Aim of the task: Scan the material and copy every line in which "color" appears.

Supplied entries:

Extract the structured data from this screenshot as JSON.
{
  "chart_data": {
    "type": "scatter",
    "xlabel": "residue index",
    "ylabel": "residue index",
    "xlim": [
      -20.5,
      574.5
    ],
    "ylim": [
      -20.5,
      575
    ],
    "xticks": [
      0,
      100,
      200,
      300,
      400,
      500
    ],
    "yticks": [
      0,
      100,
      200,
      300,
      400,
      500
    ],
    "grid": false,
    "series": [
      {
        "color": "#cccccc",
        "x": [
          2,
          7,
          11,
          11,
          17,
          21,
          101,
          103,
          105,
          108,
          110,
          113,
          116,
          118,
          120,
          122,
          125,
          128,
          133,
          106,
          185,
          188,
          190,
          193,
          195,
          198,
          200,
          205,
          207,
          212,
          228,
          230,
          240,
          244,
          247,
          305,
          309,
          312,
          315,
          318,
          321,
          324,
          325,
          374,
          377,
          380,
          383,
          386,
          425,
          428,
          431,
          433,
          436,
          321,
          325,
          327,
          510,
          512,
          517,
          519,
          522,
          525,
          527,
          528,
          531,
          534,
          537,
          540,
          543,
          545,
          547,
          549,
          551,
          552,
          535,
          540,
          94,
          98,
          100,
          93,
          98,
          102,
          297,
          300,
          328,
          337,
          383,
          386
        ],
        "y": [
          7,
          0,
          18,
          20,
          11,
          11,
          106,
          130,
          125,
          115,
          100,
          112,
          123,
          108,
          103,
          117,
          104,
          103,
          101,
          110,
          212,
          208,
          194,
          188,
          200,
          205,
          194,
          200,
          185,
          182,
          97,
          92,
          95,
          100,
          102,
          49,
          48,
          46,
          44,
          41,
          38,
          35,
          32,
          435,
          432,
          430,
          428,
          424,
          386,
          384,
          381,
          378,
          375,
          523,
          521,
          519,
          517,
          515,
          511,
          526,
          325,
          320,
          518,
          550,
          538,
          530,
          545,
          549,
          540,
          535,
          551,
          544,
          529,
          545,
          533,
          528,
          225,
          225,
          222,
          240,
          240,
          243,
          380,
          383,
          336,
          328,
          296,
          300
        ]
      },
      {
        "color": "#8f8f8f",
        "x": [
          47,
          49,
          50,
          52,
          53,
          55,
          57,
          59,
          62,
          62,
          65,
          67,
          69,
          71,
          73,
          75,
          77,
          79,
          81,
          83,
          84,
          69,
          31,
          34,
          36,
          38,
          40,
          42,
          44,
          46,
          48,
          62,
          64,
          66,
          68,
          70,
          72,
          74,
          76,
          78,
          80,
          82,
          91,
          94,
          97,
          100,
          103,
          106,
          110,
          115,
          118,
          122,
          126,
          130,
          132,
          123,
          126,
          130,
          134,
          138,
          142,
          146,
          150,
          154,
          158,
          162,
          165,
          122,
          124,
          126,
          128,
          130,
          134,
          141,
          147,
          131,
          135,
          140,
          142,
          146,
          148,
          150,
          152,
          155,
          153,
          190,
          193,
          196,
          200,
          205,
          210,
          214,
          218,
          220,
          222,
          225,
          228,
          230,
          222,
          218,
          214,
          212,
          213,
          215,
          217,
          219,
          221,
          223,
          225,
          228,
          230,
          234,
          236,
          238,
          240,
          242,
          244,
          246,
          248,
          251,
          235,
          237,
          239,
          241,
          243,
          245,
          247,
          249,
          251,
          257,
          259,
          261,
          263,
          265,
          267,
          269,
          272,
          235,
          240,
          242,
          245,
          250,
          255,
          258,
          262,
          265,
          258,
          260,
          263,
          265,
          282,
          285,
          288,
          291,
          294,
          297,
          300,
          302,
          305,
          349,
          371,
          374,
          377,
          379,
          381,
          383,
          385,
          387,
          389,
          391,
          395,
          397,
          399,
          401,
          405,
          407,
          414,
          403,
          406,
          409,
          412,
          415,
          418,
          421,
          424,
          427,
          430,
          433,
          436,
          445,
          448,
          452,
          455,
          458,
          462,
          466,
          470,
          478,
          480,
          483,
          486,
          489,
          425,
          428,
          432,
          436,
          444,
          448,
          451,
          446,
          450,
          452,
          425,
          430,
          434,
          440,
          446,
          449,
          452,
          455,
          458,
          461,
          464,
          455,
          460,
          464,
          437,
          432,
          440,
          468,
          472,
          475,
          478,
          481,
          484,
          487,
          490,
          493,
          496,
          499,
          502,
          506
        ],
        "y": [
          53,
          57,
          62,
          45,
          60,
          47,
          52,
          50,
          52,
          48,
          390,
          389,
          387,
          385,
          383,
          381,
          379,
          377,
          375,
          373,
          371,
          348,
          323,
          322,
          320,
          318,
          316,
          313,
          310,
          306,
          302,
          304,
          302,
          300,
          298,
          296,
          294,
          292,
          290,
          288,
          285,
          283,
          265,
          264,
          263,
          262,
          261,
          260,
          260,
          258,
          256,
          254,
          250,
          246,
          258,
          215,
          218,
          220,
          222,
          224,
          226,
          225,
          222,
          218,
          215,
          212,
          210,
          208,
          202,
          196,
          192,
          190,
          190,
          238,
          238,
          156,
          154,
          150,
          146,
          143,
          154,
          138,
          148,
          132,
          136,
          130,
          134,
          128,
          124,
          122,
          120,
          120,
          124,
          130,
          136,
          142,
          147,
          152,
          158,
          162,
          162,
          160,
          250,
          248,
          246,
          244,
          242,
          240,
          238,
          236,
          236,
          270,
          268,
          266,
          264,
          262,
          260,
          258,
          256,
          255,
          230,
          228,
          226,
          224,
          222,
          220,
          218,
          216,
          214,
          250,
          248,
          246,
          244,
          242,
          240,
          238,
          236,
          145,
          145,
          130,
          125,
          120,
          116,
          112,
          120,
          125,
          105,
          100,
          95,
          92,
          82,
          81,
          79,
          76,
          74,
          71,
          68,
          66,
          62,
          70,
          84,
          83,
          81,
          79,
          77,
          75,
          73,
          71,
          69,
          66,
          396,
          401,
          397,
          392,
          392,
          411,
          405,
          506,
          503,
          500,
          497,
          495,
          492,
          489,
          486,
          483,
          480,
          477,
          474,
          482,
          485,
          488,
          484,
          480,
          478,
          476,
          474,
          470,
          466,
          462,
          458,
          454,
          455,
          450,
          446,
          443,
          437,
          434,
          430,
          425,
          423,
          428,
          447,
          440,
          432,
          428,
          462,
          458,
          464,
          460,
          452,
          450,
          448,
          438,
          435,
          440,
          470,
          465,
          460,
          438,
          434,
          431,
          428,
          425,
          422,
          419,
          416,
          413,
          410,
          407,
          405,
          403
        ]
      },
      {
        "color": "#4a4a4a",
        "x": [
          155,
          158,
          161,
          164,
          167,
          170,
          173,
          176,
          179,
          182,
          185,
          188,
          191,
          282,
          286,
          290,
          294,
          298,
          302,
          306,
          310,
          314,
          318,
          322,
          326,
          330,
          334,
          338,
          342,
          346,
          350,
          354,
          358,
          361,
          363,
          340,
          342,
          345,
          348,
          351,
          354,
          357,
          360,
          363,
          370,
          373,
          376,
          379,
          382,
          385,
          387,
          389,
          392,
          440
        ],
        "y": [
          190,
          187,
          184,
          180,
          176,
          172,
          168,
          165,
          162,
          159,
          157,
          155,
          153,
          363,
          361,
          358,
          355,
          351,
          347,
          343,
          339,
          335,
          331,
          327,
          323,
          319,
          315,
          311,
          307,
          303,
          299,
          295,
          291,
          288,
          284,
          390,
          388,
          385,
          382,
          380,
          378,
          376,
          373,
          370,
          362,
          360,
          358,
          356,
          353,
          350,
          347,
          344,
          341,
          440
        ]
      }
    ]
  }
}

Response:
        "color": "#cccccc",
        "color": "#8f8f8f",
        "color": "#4a4a4a",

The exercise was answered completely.